**Required task**
Collect all lines from the records below that include the word "grid".

**Records shown**
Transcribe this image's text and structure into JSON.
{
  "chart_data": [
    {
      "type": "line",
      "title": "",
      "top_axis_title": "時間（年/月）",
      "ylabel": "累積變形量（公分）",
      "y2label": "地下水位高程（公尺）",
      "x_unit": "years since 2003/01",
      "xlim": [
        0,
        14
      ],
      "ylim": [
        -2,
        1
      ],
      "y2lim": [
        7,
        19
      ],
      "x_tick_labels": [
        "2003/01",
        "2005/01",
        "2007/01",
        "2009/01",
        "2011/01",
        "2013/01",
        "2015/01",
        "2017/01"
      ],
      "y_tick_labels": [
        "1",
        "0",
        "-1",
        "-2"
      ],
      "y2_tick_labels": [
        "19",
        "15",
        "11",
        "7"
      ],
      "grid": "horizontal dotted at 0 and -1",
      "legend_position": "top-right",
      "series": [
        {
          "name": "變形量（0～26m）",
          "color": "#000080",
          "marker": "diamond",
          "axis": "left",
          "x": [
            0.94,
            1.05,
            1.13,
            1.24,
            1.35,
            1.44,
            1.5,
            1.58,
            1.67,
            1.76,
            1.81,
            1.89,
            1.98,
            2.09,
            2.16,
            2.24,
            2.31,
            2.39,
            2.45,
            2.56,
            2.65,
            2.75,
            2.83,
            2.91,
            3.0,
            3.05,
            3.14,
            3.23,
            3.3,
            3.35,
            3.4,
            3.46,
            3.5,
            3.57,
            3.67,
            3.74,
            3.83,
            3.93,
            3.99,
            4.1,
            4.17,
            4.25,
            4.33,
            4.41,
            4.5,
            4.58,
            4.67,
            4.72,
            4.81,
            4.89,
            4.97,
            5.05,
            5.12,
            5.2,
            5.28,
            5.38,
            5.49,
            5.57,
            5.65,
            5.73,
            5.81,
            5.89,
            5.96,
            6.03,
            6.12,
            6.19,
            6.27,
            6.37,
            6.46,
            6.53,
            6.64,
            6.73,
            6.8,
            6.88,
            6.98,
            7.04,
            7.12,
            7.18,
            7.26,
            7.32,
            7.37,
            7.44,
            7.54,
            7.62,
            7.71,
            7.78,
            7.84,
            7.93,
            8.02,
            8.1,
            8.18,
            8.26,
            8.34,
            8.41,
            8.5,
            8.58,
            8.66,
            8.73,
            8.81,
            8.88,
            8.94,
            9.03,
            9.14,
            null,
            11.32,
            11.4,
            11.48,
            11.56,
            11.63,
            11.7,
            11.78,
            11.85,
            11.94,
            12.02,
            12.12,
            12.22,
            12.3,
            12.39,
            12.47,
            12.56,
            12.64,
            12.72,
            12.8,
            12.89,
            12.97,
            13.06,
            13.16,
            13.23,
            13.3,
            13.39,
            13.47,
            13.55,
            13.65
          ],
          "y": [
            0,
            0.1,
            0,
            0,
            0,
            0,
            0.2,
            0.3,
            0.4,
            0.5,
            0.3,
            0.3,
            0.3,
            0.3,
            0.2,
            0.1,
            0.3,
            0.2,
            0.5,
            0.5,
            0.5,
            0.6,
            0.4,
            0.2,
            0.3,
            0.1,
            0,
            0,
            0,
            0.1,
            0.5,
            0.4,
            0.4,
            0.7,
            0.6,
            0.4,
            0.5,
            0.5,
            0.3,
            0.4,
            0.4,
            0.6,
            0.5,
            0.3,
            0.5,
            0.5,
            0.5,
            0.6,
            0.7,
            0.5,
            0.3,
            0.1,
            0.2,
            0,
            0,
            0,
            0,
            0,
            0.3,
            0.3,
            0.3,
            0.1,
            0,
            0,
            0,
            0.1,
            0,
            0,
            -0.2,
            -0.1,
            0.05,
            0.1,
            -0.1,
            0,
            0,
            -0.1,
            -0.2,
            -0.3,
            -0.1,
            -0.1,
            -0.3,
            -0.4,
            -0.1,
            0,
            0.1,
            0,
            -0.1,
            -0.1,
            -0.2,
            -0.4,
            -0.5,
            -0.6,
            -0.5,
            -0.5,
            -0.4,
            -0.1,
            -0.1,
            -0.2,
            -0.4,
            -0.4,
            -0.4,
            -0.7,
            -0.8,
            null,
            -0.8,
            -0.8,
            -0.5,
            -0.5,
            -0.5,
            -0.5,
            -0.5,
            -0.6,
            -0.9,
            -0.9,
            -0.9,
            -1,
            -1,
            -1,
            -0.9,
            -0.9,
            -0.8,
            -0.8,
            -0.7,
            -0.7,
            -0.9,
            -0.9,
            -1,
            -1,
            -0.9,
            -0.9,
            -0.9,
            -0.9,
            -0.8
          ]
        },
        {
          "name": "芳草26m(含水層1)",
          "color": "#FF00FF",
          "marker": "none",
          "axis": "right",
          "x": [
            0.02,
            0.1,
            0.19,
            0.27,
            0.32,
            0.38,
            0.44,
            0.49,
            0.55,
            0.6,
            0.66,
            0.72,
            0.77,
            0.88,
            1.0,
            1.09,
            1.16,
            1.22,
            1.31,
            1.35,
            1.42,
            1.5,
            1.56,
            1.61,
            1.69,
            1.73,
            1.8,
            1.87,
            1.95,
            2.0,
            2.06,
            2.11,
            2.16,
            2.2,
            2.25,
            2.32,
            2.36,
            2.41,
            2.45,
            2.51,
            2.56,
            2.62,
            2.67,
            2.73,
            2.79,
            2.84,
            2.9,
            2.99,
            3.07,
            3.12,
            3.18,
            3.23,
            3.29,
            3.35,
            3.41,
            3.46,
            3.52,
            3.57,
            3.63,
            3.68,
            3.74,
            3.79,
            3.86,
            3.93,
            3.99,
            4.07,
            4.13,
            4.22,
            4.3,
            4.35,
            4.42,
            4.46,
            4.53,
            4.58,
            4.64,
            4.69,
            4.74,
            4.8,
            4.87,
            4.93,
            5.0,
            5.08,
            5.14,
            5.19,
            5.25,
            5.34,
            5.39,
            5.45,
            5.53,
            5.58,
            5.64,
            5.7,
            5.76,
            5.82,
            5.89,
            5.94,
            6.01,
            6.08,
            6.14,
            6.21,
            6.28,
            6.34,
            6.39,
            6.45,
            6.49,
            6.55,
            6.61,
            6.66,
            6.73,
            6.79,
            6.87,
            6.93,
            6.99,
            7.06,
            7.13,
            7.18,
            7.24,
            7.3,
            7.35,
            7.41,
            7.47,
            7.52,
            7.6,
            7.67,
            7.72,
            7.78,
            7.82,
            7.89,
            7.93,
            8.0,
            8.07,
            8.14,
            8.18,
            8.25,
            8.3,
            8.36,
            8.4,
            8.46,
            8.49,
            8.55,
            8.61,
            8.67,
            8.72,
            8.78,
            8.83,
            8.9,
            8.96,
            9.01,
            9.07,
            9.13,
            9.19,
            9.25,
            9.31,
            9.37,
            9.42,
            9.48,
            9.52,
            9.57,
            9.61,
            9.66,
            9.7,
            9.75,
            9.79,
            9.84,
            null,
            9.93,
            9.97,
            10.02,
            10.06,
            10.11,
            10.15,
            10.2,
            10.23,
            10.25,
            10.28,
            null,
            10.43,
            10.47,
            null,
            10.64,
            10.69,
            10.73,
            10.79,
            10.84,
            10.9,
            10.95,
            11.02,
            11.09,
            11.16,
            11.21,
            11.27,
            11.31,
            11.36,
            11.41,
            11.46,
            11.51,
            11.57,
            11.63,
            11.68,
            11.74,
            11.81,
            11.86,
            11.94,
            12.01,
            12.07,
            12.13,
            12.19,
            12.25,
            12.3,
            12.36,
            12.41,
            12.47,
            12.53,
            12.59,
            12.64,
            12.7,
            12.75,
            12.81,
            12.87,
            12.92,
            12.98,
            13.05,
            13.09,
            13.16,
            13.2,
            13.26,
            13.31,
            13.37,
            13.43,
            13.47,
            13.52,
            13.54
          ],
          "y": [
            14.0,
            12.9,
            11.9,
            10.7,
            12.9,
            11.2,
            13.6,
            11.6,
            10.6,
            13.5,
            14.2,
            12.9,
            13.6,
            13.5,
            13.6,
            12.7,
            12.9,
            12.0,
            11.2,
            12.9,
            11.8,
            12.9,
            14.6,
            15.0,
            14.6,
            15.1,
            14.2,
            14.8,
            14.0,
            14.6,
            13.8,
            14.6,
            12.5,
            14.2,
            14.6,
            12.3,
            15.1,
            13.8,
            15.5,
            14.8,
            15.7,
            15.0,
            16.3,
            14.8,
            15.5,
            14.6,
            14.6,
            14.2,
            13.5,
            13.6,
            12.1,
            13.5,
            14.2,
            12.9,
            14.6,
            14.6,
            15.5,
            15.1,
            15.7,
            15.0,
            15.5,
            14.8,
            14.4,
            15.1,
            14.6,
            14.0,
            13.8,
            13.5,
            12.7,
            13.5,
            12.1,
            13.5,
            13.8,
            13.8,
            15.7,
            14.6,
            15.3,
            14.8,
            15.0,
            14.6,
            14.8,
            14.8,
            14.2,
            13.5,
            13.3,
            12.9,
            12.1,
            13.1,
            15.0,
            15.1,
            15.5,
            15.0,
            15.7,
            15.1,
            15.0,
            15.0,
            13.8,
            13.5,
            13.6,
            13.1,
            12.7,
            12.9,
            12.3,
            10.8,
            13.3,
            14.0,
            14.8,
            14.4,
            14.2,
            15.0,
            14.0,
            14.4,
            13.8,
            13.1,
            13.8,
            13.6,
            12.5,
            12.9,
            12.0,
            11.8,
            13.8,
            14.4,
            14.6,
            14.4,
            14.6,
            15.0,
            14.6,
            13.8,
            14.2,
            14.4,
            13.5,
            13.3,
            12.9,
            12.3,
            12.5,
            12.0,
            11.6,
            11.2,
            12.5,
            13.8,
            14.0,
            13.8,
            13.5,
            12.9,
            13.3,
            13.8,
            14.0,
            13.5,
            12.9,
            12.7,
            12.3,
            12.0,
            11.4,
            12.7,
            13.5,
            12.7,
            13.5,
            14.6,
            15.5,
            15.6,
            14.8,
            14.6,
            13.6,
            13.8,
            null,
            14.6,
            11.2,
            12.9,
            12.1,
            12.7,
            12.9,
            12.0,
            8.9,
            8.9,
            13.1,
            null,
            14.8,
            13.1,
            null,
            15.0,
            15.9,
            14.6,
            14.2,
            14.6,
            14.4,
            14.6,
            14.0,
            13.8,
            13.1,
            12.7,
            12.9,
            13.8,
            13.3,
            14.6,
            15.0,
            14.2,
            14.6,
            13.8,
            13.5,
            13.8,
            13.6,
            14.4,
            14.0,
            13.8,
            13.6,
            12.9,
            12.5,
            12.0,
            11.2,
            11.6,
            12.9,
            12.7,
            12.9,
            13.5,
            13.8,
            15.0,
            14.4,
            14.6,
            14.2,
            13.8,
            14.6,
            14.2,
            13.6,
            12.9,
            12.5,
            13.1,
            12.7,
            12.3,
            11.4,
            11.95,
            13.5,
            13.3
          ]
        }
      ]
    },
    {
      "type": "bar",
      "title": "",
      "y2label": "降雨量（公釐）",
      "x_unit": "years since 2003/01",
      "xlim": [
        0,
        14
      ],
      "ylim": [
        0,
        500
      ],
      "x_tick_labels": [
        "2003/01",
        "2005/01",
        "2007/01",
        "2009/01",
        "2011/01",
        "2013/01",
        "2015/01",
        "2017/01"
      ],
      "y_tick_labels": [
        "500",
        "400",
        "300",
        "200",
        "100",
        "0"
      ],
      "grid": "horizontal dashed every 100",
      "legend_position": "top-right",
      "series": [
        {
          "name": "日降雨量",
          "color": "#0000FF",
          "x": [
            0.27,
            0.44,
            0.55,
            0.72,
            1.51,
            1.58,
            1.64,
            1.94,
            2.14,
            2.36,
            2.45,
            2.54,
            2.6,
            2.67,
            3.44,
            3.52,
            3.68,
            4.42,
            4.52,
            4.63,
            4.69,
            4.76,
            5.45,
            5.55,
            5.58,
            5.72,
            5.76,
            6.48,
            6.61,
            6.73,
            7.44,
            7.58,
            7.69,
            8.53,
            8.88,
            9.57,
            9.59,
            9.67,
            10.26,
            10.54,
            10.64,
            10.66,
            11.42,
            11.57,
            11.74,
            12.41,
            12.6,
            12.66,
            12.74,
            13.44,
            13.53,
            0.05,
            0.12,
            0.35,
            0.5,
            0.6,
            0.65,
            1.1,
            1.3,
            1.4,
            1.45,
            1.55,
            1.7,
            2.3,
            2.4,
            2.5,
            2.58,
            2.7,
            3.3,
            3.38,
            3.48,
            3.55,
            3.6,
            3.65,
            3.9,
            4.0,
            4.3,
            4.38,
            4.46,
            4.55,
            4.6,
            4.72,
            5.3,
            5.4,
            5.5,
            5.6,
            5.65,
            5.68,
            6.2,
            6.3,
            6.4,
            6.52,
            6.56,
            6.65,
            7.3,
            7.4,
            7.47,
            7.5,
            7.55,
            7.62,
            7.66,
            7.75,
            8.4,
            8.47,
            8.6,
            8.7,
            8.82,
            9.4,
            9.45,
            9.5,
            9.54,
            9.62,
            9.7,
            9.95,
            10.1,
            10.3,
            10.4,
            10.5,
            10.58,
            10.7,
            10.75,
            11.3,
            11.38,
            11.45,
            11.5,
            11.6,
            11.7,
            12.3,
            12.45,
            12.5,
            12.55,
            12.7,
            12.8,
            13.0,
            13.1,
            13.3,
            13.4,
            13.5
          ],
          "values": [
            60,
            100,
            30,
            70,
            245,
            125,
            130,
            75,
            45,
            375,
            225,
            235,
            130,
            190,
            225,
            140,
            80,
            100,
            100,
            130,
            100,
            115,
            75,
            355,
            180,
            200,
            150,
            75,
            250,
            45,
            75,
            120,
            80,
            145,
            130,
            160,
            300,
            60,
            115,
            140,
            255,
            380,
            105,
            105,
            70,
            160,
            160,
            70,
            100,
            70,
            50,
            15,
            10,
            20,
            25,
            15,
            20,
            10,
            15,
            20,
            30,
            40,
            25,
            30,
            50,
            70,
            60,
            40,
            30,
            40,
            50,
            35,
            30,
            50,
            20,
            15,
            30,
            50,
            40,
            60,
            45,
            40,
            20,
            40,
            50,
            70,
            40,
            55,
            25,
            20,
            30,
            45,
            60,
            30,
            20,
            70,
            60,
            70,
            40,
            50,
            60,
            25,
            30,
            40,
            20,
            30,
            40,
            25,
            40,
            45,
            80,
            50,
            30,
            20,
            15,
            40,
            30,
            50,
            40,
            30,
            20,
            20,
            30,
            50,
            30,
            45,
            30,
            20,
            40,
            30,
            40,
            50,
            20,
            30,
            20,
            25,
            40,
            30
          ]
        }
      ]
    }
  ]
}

**Written solution**
      "grid": "horizontal dotted at 0 and -1",
      "grid": "horizontal dashed every 100",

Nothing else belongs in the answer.